═══ Raw data ═══
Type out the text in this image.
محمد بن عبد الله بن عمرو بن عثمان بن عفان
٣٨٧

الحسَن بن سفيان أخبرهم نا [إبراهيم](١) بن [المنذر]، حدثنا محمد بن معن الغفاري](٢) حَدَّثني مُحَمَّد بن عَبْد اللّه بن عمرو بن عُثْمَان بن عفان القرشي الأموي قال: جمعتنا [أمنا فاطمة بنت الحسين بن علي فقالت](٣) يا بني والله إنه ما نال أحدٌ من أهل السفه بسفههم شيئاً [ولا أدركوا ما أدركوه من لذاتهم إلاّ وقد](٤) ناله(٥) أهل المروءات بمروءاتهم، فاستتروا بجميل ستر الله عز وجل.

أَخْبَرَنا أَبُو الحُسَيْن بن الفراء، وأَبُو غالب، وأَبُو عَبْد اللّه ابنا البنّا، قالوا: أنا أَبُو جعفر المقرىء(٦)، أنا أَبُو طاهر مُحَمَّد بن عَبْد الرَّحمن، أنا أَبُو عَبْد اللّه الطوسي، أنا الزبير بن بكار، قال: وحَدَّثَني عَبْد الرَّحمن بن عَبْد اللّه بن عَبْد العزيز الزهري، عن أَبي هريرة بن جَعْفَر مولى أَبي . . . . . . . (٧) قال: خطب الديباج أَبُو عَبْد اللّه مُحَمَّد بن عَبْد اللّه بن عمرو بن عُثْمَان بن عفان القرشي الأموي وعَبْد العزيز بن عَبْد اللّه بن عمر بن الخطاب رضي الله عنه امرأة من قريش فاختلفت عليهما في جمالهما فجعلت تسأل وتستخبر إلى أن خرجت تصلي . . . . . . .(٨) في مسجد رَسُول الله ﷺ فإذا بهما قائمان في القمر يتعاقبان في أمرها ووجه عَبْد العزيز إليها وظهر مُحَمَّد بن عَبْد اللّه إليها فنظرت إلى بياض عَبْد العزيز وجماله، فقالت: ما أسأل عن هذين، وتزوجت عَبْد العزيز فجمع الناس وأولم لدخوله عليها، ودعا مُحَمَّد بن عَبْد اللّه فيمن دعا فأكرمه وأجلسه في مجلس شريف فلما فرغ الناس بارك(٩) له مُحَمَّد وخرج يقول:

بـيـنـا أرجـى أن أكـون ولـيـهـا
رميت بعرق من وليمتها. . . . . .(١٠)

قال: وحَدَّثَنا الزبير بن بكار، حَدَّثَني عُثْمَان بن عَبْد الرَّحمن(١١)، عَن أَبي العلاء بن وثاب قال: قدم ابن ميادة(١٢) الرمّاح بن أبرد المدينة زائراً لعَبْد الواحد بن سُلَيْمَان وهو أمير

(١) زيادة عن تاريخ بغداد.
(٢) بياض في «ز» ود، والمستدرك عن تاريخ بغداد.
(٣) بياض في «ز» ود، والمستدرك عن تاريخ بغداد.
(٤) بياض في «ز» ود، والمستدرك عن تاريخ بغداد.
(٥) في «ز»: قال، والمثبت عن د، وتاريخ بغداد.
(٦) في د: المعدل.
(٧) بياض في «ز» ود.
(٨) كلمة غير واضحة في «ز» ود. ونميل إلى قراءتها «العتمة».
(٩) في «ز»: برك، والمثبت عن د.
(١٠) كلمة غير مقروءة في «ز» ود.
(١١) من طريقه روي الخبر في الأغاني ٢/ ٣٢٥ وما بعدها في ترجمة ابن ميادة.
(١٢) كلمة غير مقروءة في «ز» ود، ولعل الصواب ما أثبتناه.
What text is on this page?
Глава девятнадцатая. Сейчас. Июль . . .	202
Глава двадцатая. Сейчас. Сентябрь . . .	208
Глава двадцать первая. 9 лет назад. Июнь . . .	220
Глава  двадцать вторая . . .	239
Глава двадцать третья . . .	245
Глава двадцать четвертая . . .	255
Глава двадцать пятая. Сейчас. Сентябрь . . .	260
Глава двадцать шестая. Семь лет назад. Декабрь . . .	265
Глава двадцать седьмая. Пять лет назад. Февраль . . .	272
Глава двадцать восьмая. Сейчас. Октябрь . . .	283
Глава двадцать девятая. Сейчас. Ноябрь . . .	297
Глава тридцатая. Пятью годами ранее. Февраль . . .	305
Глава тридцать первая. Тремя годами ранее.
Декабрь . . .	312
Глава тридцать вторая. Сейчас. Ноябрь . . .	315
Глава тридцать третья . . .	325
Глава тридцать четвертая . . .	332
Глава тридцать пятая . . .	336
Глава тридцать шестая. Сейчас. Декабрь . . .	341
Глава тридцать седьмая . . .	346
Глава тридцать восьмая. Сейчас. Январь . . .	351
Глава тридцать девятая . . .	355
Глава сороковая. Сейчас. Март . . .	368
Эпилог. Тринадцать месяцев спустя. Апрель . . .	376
═══
## [Problem statement]
Every line containing the string "третья" must be listed.

## [Solution to this exercise]
Глава двадцать третья . . .	245
Глава тридцать третья . . .	325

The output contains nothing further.